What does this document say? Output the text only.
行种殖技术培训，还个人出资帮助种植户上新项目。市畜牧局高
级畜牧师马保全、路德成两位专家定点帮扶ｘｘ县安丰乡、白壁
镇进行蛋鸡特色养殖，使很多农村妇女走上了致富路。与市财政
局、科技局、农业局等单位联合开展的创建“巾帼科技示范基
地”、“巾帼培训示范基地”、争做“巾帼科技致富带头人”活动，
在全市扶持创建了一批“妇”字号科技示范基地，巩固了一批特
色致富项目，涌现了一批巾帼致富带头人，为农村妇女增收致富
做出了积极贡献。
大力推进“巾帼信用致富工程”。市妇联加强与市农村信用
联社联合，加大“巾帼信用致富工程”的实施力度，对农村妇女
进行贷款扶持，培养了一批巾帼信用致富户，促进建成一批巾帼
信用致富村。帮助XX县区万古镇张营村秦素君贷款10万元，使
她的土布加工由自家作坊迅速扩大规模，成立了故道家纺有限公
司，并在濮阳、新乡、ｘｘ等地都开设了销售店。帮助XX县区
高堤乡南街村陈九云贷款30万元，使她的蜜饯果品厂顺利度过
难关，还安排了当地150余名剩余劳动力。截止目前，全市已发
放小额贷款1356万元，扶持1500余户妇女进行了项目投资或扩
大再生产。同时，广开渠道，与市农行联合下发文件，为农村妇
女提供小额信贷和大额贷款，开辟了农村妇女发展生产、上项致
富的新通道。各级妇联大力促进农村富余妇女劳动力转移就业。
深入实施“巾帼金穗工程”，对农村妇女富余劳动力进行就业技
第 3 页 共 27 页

--- Given problem ---
Exactly reproduce the material above.

--- Solved exercise ---
What does this document say? Output the text only.
行种殖技术培训，还个人出资帮助种植户上新项目。市畜牧局高
级畜牧师马保全、路德成两位专家定点帮扶ｘｘ县安丰乡、白壁
镇进行蛋鸡特色养殖，使很多农村妇女走上了致富路。与市财政
局、科技局、农业局等单位联合开展的创建“巾帼科技示范基
地”、“巾帼培训示范基地”、争做“巾帼科技致富带头人”活动，
在全市扶持创建了一批“妇”字号科技示范基地，巩固了一批特
色致富项目，涌现了一批巾帼致富带头人，为农村妇女增收致富
做出了积极贡献。
大力推进“巾帼信用致富工程”。市妇联加强与市农村信用
联社联合，加大“巾帼信用致富工程”的实施力度，对农村妇女
进行贷款扶持，培养了一批巾帼信用致富户，促进建成一批巾帼
信用致富村。帮助XX县区万古镇张营村秦素君贷款10万元，使
她的土布加工由自家作坊迅速扩大规模，成立了故道家纺有限公
司，并在濮阳、新乡、ｘｘ等地都开设了销售店。帮助XX县区
高堤乡南街村陈九云贷款30万元，使她的蜜饯果品厂顺利度过
难关，还安排了当地150余名剩余劳动力。截止目前，全市已发
放小额贷款1356万元，扶持1500余户妇女进行了项目投资或扩
大再生产。同时，广开渠道，与市农行联合下发文件，为农村妇
女提供小额信贷和大额贷款，开辟了农村妇女发展生产、上项致
富的新通道。各级妇联大力促进农村富余妇女劳动力转移就业。
深入实施“巾帼金穗工程”，对农村妇女富余劳动力进行就业技
第 3 页 共 27 页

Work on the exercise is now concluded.